Extracted records:
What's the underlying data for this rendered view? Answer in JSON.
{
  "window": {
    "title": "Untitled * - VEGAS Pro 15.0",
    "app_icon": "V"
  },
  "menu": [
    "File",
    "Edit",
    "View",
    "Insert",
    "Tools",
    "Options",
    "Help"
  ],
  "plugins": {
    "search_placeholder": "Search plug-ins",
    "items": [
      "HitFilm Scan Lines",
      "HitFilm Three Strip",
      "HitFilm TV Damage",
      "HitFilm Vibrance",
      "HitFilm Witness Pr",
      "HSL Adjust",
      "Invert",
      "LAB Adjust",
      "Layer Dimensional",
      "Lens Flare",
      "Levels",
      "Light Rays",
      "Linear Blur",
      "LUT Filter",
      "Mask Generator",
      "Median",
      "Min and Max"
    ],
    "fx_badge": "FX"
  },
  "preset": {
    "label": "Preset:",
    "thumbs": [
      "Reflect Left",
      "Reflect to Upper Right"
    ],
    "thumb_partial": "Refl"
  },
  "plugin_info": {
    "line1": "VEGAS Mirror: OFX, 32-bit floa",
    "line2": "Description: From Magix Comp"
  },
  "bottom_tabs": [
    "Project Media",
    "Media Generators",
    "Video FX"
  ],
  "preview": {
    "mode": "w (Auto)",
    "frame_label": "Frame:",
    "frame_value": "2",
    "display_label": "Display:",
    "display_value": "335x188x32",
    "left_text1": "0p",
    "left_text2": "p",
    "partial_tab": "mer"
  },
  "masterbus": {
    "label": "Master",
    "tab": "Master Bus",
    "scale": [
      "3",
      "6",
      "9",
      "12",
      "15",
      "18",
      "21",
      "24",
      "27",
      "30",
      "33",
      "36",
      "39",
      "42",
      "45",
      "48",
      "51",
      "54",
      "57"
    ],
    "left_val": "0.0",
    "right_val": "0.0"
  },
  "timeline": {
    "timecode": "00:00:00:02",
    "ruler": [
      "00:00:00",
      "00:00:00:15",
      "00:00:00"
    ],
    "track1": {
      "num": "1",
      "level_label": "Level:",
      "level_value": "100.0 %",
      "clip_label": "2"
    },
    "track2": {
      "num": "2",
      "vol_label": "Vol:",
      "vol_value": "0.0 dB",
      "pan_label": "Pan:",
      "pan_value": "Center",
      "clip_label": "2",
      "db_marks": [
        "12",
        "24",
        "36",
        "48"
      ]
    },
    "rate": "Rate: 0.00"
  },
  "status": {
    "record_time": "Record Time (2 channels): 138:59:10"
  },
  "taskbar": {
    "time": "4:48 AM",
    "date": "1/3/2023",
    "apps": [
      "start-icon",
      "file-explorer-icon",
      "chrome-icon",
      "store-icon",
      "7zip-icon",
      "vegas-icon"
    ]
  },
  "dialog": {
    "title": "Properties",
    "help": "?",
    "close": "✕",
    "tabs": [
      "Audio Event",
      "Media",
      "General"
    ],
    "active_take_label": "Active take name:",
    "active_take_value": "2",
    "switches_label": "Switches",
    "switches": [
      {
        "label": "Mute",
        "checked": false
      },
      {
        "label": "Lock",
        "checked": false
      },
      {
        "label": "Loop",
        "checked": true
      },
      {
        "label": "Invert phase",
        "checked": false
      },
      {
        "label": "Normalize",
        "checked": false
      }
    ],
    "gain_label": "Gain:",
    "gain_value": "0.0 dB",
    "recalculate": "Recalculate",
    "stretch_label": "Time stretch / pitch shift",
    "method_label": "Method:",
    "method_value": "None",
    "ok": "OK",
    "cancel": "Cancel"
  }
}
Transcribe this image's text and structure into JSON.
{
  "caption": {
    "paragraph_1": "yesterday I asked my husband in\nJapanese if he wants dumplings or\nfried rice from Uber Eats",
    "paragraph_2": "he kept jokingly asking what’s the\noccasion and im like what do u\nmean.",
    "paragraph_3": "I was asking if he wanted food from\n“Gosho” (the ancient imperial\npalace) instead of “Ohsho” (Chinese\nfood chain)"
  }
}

→ **WORK REQUIRED**
Print every entry exactly as written.

→ **SOLVED PROBLEM**
What's the underlying data for this rendered view? Answer in JSON.
{
  "window": {
    "title": "Untitled * - VEGAS Pro 15.0",
    "app_icon": "V"
  },
  "menu": [
    "File",
    "Edit",
    "View",
    "Insert",
    "Tools",
    "Options",
    "Help"
  ],
  "plugins": {
    "search_placeholder": "Search plug-ins",
    "items": [
      "HitFilm Scan Lines",
      "HitFilm Three Strip",
      "HitFilm TV Damage",
      "HitFilm Vibrance",
      "HitFilm Witness Pr",
      "HSL Adjust",
      "Invert",
      "LAB Adjust",
      "Layer Dimensional",
      "Lens Flare",
      "Levels",
      "Light Rays",
      "Linear Blur",
      "LUT Filter",
      "Mask Generator",
      "Median",
      "Min and Max"
    ],
    "fx_badge": "FX"
  },
  "preset": {
    "label": "Preset:",
    "thumbs": [
      "Reflect Left",
      "Reflect to Upper Right"
    ],
    "thumb_partial": "Refl"
  },
  "plugin_info": {
    "line1": "VEGAS Mirror: OFX, 32-bit floa",
    "line2": "Description: From Magix Comp"
  },
  "bottom_tabs": [
    "Project Media",
    "Media Generators",
    "Video FX"
  ],
  "preview": {
    "mode": "w (Auto)",
    "frame_label": "Frame:",
    "frame_value": "2",
    "display_label": "Display:",
    "display_value": "335x188x32",
    "left_text1": "0p",
    "left_text2": "p",
    "partial_tab": "mer"
  },
  "masterbus": {
    "label": "Master",
    "tab": "Master Bus",
    "scale": [
      "3",
      "6",
      "9",
      "12",
      "15",
      "18",
      "21",
      "24",
      "27",
      "30",
      "33",
      "36",
      "39",
      "42",
      "45",
      "48",
      "51",
      "54",
      "57"
    ],
    "left_val": "0.0",
    "right_val": "0.0"
  },
  "timeline": {
    "timecode": "00:00:00:02",
    "ruler": [
      "00:00:00",
      "00:00:00:15",
      "00:00:00"
    ],
    "track1": {
      "num": "1",
      "level_label": "Level:",
      "level_value": "100.0 %",
      "clip_label": "2"
    },
    "track2": {
      "num": "2",
      "vol_label": "Vol:",
      "vol_value": "0.0 dB",
      "pan_label": "Pan:",
      "pan_value": "Center",
      "clip_label": "2",
      "db_marks": [
        "12",
        "24",
        "36",
        "48"
      ]
    },
    "rate": "Rate: 0.00"
  },
  "status": {
    "record_time": "Record Time (2 channels): 138:59:10"
  },
  "taskbar": {
    "time": "4:48 AM",
    "date": "1/3/2023",
    "apps": [
      "start-icon",
      "file-explorer-icon",
      "chrome-icon",
      "store-icon",
      "7zip-icon",
      "vegas-icon"
    ]
  },
  "dialog": {
    "title": "Properties",
    "help": "?",
    "close": "✕",
    "tabs": [
      "Audio Event",
      "Media",
      "General"
    ],
    "active_take_label": "Active take name:",
    "active_take_value": "2",
    "switches_label": "Switches",
    "switches": [
      {
        "label": "Mute",
        "checked": false
      },
      {
        "label": "Lock",
        "checked": false
      },
      {
        "label": "Loop",
        "checked": true
      },
      {
        "label": "Invert phase",
        "checked": false
      },
      {
        "label": "Normalize",
        "checked": false
      }
    ],
    "gain_label": "Gain:",
    "gain_value": "0.0 dB",
    "recalculate": "Recalculate",
    "stretch_label": "Time stretch / pitch shift",
    "method_label": "Method:",
    "method_value": "None",
    "ok": "OK",
    "cancel": "Cancel"
  }
}
Transcribe this image's text and structure into JSON.
{
  "caption": {
    "paragraph_1": "yesterday I asked my husband in\nJapanese if he wants dumplings or\nfried rice from Uber Eats",
    "paragraph_2": "he kept jokingly asking what’s the\noccasion and im like what do u\nmean.",
    "paragraph_3": "I was asking if he wanted food from\n“Gosho” (the ancient imperial\npalace) instead of “Ohsho” (Chinese\nfood chain)"
  }
}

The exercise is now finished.